Stored records:
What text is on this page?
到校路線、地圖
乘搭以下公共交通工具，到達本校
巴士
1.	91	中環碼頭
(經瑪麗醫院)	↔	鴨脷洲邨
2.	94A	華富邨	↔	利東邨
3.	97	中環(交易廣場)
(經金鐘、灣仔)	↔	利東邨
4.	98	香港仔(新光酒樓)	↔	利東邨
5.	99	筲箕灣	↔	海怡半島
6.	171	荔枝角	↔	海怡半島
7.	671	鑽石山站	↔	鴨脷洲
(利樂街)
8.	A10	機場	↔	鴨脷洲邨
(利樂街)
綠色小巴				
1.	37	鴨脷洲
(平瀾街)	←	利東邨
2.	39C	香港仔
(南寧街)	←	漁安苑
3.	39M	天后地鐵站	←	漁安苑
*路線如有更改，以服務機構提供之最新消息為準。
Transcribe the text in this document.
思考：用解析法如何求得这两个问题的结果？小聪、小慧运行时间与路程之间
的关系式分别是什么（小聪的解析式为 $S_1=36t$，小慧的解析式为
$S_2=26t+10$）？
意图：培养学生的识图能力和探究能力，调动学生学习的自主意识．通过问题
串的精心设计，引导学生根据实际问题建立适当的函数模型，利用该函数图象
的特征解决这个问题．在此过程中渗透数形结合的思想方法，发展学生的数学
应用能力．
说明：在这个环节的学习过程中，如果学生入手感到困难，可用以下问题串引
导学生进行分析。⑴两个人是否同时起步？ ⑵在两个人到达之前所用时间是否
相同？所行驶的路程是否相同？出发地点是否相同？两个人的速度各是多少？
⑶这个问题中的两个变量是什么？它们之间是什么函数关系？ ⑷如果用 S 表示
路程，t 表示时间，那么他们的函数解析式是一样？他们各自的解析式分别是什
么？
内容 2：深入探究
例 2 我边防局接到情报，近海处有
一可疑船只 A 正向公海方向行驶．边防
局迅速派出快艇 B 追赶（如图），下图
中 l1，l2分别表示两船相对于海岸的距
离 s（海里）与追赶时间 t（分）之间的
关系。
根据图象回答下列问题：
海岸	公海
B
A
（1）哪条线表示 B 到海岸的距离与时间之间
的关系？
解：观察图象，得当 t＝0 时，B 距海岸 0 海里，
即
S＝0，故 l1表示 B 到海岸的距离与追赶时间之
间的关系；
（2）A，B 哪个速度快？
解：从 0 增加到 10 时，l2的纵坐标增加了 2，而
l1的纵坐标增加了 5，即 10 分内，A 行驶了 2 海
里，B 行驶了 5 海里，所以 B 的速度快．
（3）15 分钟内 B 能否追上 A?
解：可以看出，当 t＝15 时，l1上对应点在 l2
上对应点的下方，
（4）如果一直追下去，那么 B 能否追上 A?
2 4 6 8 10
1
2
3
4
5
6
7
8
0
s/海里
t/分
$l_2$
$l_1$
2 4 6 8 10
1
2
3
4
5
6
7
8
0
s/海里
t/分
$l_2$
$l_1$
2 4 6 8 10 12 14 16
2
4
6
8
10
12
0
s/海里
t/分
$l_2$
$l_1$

Stated goal: Go through the material above and copy each line that has the word "this".

The answer:
What text is on this page?
Transcribe the text in this document.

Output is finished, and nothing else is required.